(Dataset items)
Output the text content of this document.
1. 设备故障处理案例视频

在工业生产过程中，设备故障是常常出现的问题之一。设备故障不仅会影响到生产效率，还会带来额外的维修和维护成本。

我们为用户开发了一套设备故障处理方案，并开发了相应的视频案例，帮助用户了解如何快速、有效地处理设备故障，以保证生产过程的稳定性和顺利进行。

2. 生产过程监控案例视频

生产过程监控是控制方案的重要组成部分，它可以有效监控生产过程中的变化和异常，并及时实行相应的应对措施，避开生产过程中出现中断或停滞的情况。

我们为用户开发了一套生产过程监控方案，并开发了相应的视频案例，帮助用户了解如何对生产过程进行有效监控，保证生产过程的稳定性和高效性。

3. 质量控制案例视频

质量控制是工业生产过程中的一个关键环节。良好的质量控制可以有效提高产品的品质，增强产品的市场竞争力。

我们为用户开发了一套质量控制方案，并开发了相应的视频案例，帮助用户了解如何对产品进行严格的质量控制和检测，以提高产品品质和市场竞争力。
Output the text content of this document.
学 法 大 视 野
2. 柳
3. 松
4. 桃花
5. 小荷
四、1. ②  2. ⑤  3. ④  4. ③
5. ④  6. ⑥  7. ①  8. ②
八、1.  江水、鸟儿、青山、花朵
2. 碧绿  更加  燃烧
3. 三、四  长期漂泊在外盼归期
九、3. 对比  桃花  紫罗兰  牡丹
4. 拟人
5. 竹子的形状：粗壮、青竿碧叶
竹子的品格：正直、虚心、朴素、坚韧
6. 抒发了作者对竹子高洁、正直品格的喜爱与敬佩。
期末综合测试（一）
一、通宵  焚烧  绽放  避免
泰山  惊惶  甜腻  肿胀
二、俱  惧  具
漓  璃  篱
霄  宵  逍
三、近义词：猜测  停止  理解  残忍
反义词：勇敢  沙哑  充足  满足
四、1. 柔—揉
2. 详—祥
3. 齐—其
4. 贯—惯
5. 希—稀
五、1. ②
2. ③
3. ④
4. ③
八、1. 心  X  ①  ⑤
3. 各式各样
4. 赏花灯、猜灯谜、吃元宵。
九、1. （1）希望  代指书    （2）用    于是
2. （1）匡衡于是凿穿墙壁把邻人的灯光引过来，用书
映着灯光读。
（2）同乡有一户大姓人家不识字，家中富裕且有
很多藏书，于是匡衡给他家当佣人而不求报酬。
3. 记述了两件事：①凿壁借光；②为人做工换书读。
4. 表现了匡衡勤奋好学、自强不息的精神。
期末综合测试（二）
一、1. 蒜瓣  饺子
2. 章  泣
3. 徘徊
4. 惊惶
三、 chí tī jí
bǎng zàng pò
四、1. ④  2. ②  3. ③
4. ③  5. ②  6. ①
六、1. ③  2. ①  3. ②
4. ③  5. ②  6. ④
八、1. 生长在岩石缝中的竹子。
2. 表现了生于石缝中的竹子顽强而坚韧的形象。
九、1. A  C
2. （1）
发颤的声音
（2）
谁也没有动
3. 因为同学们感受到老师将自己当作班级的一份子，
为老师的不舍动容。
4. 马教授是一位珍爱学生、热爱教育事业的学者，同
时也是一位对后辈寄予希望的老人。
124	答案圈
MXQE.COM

### Exercise
Retype each record exactly, leaving nothing out.

### Output
Output the text content of this document.
1. 设备故障处理案例视频

在工业生产过程中，设备故障是常常出现的问题之一。设备故障不仅会影响到生产效率，还会带来额外的维修和维护成本。

我们为用户开发了一套设备故障处理方案，并开发了相应的视频案例，帮助用户了解如何快速、有效地处理设备故障，以保证生产过程的稳定性和顺利进行。

2. 生产过程监控案例视频

生产过程监控是控制方案的重要组成部分，它可以有效监控生产过程中的变化和异常，并及时实行相应的应对措施，避开生产过程中出现中断或停滞的情况。

我们为用户开发了一套生产过程监控方案，并开发了相应的视频案例，帮助用户了解如何对生产过程进行有效监控，保证生产过程的稳定性和高效性。

3. 质量控制案例视频

质量控制是工业生产过程中的一个关键环节。良好的质量控制可以有效提高产品的品质，增强产品的市场竞争力。

我们为用户开发了一套质量控制方案，并开发了相应的视频案例，帮助用户了解如何对产品进行严格的质量控制和检测，以提高产品品质和市场竞争力。
Output the text content of this document.
学 法 大 视 野
2. 柳
3. 松
4. 桃花
5. 小荷
四、1. ②  2. ⑤  3. ④  4. ③
5. ④  6. ⑥  7. ①  8. ②
八、1.  江水、鸟儿、青山、花朵
2. 碧绿  更加  燃烧
3. 三、四  长期漂泊在外盼归期
九、3. 对比  桃花  紫罗兰  牡丹
4. 拟人
5. 竹子的形状：粗壮、青竿碧叶
竹子的品格：正直、虚心、朴素、坚韧
6. 抒发了作者对竹子高洁、正直品格的喜爱与敬佩。
期末综合测试（一）
一、通宵  焚烧  绽放  避免
泰山  惊惶  甜腻  肿胀
二、俱  惧  具
漓  璃  篱
霄  宵  逍
三、近义词：猜测  停止  理解  残忍
反义词：勇敢  沙哑  充足  满足
四、1. 柔—揉
2. 详—祥
3. 齐—其
4. 贯—惯
5. 希—稀
五、1. ②
2. ③
3. ④
4. ③
八、1. 心  X  ①  ⑤
3. 各式各样
4. 赏花灯、猜灯谜、吃元宵。
九、1. （1）希望  代指书    （2）用    于是
2. （1）匡衡于是凿穿墙壁把邻人的灯光引过来，用书
映着灯光读。
（2）同乡有一户大姓人家不识字，家中富裕且有
很多藏书，于是匡衡给他家当佣人而不求报酬。
3. 记述了两件事：①凿壁借光；②为人做工换书读。
4. 表现了匡衡勤奋好学、自强不息的精神。
期末综合测试（二）
一、1. 蒜瓣  饺子
2. 章  泣
3. 徘徊
4. 惊惶
三、 chí tī jí
bǎng zàng pò
四、1. ④  2. ②  3. ③
4. ③  5. ②  6. ①
六、1. ③  2. ①  3. ②
4. ③  5. ②  6. ④
八、1. 生长在岩石缝中的竹子。
2. 表现了生于石缝中的竹子顽强而坚韧的形象。
九、1. A  C
2. （1）
发颤的声音
（2）
谁也没有动
3. 因为同学们感受到老师将自己当作班级的一份子，
为老师的不舍动容。
4. 马教授是一位珍爱学生、热爱教育事业的学者，同
时也是一位对后辈寄予希望的老人。
124	答案圈
MXQE.COM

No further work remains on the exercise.